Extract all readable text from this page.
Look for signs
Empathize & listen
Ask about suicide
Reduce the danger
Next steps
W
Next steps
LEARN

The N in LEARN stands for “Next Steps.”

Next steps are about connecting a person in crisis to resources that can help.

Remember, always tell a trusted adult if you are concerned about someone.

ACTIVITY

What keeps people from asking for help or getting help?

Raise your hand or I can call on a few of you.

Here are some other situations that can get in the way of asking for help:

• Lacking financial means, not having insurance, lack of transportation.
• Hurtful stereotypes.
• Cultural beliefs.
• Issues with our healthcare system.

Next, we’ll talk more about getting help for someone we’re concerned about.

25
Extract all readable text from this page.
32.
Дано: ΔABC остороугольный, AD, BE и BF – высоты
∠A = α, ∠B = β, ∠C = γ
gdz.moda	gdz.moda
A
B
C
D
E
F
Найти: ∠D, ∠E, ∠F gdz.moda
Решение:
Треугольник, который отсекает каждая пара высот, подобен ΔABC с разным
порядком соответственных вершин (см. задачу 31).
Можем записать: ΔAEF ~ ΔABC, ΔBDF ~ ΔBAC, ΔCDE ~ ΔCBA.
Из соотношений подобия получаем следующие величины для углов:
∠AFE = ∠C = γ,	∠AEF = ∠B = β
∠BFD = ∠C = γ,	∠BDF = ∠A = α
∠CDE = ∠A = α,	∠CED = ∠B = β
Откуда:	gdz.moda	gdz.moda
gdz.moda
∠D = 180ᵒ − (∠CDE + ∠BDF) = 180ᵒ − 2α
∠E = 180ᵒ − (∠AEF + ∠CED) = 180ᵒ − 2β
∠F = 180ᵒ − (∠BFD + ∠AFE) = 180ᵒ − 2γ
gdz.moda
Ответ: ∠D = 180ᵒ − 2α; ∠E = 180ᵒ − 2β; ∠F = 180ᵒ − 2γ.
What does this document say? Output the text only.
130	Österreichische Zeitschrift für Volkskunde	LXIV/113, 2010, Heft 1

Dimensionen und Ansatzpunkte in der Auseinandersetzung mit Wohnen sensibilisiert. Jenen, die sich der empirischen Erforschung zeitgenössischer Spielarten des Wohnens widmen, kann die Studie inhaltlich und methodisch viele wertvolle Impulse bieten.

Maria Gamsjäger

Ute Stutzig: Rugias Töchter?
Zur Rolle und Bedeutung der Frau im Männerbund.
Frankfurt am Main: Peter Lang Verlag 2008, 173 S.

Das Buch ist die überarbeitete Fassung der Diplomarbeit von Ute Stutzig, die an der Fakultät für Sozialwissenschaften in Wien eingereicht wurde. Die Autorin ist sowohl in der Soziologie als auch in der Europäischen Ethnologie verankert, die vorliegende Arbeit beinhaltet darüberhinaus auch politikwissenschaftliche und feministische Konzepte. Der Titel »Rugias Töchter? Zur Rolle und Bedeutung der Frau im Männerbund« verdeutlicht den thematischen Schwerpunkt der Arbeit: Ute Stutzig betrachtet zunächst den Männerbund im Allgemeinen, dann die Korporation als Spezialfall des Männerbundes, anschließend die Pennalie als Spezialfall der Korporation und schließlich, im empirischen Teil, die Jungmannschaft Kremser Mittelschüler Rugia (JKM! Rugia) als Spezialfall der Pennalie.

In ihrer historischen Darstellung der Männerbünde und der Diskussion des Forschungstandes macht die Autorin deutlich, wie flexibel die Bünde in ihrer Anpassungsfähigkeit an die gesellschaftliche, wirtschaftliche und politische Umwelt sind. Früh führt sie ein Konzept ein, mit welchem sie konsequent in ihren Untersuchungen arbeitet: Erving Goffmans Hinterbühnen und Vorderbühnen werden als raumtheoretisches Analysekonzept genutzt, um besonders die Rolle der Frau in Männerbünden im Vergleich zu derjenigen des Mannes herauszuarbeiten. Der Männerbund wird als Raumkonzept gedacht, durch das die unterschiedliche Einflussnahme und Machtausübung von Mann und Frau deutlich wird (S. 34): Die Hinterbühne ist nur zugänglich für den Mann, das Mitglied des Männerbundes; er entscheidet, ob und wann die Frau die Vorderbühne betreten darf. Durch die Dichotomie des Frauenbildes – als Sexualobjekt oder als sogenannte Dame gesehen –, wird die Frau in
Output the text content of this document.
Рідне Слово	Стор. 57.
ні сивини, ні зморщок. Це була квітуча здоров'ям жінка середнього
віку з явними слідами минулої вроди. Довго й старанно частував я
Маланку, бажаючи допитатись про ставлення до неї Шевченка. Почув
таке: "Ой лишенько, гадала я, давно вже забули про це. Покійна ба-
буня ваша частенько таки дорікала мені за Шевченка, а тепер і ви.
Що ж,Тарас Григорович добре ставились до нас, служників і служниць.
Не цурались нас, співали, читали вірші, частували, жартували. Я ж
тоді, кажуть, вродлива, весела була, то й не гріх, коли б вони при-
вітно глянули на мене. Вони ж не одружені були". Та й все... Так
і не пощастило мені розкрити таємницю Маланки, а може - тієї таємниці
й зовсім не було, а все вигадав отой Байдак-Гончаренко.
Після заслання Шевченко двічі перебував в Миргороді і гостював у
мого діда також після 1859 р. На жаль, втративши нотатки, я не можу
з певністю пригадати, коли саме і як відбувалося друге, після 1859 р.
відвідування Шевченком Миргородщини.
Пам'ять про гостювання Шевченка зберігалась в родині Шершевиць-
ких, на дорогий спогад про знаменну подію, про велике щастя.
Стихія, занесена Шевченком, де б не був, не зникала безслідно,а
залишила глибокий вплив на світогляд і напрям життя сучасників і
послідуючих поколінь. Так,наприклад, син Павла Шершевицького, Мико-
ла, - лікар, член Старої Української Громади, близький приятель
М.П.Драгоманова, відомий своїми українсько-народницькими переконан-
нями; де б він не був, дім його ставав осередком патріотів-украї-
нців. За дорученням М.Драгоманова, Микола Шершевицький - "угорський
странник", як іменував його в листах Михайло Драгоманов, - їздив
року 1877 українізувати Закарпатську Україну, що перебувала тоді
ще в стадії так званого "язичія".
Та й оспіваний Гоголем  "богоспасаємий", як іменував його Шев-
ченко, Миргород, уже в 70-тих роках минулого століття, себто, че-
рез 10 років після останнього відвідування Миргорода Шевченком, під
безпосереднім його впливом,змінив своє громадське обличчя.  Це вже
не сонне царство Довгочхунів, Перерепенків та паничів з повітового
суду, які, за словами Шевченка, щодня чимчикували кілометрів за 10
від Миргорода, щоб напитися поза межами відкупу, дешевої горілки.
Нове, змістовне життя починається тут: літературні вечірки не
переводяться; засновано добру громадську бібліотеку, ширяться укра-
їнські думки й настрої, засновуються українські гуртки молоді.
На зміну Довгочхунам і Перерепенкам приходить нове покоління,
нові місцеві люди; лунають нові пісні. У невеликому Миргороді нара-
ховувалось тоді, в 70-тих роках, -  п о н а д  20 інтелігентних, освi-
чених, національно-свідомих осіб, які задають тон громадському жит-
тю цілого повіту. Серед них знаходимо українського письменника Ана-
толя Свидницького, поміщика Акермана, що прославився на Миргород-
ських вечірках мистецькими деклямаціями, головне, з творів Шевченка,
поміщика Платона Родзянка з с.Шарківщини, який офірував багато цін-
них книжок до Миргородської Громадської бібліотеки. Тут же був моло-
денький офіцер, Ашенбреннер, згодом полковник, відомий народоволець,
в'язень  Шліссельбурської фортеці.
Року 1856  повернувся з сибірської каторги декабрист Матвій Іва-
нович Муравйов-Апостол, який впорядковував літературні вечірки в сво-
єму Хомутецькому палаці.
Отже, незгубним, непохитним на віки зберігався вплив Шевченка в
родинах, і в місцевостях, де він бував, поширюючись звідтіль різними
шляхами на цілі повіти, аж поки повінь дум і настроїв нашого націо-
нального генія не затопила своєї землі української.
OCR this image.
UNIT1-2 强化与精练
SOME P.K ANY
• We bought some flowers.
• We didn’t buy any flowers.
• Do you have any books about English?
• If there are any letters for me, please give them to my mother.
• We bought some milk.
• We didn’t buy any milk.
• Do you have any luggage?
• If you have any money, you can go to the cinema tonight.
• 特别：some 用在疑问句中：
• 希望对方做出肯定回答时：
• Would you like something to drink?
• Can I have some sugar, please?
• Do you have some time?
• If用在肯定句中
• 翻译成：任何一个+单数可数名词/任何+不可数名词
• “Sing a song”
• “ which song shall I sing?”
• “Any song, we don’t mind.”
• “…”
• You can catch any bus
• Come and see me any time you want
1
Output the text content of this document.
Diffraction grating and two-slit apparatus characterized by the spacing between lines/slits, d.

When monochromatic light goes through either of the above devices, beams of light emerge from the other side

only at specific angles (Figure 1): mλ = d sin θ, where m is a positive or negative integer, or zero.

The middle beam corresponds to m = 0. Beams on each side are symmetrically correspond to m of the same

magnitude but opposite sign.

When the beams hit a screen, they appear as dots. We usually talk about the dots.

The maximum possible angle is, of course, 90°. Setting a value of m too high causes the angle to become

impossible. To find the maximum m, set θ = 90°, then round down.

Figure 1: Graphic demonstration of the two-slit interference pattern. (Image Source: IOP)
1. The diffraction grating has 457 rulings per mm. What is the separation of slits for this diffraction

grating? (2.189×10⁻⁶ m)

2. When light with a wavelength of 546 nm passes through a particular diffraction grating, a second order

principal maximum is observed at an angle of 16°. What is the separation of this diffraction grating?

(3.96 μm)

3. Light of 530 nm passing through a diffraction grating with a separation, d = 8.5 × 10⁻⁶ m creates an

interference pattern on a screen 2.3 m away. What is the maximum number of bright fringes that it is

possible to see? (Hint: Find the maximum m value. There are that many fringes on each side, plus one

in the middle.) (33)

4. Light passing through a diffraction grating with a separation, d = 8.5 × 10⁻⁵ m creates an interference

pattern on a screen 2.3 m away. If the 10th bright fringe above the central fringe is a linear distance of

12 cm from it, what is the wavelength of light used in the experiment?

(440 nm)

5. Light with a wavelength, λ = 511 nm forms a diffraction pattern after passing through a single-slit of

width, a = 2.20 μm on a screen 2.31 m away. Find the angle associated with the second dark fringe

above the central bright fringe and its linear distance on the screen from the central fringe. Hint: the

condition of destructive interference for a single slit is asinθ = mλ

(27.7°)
----------
→ Written problem:
Provide only the number of lines in the entries that hold the word "milk".

→ Problem solution:
2